## Stated task
Type the records out again in full, exactly.

## Records provided

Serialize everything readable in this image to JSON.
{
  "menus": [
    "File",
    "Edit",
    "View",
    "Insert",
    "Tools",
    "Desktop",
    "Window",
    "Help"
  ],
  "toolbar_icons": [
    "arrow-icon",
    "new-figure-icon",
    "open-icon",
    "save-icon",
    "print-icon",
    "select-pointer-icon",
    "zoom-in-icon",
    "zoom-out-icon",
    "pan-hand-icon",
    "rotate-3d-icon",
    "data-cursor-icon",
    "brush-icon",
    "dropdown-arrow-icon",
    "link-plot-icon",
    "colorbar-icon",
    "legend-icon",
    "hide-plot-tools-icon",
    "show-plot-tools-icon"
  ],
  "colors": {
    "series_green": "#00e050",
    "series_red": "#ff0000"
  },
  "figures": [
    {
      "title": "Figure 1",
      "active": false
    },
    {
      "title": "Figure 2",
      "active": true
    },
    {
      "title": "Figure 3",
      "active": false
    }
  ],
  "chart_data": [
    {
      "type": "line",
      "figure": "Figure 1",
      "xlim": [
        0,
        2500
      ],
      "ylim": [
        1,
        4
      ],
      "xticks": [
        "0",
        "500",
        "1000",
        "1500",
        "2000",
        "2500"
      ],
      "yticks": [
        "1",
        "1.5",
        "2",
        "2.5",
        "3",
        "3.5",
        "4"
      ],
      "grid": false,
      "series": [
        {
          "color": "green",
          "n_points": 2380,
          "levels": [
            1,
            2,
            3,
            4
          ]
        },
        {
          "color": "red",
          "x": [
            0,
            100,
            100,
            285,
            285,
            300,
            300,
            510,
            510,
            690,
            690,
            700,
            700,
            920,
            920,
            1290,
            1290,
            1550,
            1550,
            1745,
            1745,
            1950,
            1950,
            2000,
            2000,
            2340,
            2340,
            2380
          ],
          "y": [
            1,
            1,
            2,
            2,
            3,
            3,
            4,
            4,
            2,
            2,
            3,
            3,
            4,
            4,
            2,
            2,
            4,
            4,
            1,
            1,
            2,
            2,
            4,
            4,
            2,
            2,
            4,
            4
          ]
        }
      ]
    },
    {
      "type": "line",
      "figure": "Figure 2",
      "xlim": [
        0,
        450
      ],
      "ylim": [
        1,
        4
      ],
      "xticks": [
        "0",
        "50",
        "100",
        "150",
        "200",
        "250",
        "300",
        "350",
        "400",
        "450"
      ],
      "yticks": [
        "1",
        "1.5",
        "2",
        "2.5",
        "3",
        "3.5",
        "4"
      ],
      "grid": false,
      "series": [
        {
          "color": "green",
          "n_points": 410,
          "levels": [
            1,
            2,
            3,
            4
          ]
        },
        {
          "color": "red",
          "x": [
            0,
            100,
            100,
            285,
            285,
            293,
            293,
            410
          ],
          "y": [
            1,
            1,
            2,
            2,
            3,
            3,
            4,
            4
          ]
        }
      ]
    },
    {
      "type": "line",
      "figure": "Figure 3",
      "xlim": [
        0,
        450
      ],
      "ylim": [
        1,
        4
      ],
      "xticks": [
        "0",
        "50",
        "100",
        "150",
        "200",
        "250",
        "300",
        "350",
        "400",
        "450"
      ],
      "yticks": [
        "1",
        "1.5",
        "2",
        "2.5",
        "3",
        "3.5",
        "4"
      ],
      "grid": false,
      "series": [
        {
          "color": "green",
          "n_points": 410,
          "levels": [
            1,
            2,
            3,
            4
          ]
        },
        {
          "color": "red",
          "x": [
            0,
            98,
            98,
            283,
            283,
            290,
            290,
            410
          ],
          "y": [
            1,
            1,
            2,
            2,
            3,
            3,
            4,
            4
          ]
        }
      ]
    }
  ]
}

## In response
Serialize everything readable in this image to JSON.
{
  "menus": [
    "File",
    "Edit",
    "View",
    "Insert",
    "Tools",
    "Desktop",
    "Window",
    "Help"
  ],
  "toolbar_icons": [
    "arrow-icon",
    "new-figure-icon",
    "open-icon",
    "save-icon",
    "print-icon",
    "select-pointer-icon",
    "zoom-in-icon",
    "zoom-out-icon",
    "pan-hand-icon",
    "rotate-3d-icon",
    "data-cursor-icon",
    "brush-icon",
    "dropdown-arrow-icon",
    "link-plot-icon",
    "colorbar-icon",
    "legend-icon",
    "hide-plot-tools-icon",
    "show-plot-tools-icon"
  ],
  "colors": {
    "series_green": "#00e050",
    "series_red": "#ff0000"
  },
  "figures": [
    {
      "title": "Figure 1",
      "active": false
    },
    {
      "title": "Figure 2",
      "active": true
    },
    {
      "title": "Figure 3",
      "active": false
    }
  ],
  "chart_data": [
    {
      "type": "line",
      "figure": "Figure 1",
      "xlim": [
        0,
        2500
      ],
      "ylim": [
        1,
        4
      ],
      "xticks": [
        "0",
        "500",
        "1000",
        "1500",
        "2000",
        "2500"
      ],
      "yticks": [
        "1",
        "1.5",
        "2",
        "2.5",
        "3",
        "3.5",
        "4"
      ],
      "grid": false,
      "series": [
        {
          "color": "green",
          "n_points": 2380,
          "levels": [
            1,
            2,
            3,
            4
          ]
        },
        {
          "color": "red",
          "x": [
            0,
            100,
            100,
            285,
            285,
            300,
            300,
            510,
            510,
            690,
            690,
            700,
            700,
            920,
            920,
            1290,
            1290,
            1550,
            1550,
            1745,
            1745,
            1950,
            1950,
            2000,
            2000,
            2340,
            2340,
            2380
          ],
          "y": [
            1,
            1,
            2,
            2,
            3,
            3,
            4,
            4,
            2,
            2,
            3,
            3,
            4,
            4,
            2,
            2,
            4,
            4,
            1,
            1,
            2,
            2,
            4,
            4,
            2,
            2,
            4,
            4
          ]
        }
      ]
    },
    {
      "type": "line",
      "figure": "Figure 2",
      "xlim": [
        0,
        450
      ],
      "ylim": [
        1,
        4
      ],
      "xticks": [
        "0",
        "50",
        "100",
        "150",
        "200",
        "250",
        "300",
        "350",
        "400",
        "450"
      ],
      "yticks": [
        "1",
        "1.5",
        "2",
        "2.5",
        "3",
        "3.5",
        "4"
      ],
      "grid": false,
      "series": [
        {
          "color": "green",
          "n_points": 410,
          "levels": [
            1,
            2,
            3,
            4
          ]
        },
        {
          "color": "red",
          "x": [
            0,
            100,
            100,
            285,
            285,
            293,
            293,
            410
          ],
          "y": [
            1,
            1,
            2,
            2,
            3,
            3,
            4,
            4
          ]
        }
      ]
    },
    {
      "type": "line",
      "figure": "Figure 3",
      "xlim": [
        0,
        450
      ],
      "ylim": [
        1,
        4
      ],
      "xticks": [
        "0",
        "50",
        "100",
        "150",
        "200",
        "250",
        "300",
        "350",
        "400",
        "450"
      ],
      "yticks": [
        "1",
        "1.5",
        "2",
        "2.5",
        "3",
        "3.5",
        "4"
      ],
      "grid": false,
      "series": [
        {
          "color": "green",
          "n_points": 410,
          "levels": [
            1,
            2,
            3,
            4
          ]
        },
        {
          "color": "red",
          "x": [
            0,
            98,
            98,
            283,
            283,
            290,
            290,
            410
          ],
          "y": [
            1,
            1,
            2,
            2,
            3,
            3,
            4,
            4
          ]
        }
      ]
    }
  ]
}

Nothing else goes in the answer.